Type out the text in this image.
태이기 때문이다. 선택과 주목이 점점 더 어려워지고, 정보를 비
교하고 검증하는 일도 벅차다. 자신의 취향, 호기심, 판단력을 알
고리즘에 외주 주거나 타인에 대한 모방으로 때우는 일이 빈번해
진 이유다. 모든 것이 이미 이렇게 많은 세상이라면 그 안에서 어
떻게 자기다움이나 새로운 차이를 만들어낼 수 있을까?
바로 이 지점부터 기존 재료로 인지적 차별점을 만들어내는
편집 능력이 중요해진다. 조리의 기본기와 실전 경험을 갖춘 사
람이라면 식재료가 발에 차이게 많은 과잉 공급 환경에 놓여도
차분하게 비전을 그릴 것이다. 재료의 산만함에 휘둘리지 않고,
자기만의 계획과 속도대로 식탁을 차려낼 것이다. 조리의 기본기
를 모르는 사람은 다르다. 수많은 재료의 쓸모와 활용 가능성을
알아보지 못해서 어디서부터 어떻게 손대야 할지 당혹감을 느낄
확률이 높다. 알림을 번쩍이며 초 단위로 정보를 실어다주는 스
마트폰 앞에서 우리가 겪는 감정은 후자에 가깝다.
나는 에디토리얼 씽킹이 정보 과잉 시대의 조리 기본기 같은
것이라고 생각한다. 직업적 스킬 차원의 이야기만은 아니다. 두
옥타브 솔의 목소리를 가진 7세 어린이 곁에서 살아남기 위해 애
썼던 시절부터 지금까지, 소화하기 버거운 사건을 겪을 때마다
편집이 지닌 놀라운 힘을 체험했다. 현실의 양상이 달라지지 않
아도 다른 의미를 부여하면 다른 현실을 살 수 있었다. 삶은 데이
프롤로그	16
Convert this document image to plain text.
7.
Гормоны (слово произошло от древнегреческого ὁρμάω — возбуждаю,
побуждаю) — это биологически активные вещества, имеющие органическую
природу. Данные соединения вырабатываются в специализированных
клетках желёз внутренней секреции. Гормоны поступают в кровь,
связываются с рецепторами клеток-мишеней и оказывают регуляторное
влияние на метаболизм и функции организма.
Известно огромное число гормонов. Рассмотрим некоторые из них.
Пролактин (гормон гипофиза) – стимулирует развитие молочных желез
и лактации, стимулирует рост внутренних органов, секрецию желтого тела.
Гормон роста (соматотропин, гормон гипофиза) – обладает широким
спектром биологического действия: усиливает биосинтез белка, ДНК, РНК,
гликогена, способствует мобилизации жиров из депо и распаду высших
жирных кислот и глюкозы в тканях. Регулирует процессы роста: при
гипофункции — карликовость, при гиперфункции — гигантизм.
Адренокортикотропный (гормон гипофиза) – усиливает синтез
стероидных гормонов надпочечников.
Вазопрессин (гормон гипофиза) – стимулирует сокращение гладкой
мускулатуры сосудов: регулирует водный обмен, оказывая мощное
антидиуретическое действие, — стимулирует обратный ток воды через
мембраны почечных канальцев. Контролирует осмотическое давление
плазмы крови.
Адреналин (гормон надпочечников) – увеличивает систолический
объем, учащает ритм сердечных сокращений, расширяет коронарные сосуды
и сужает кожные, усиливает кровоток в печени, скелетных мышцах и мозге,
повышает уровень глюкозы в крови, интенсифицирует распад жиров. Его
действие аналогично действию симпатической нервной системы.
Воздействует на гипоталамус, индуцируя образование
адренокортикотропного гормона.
==================================================
Count all lines of the data that include "жиров". The answer is the number alone.

**RESULT OF THIS EXERCISE:** 2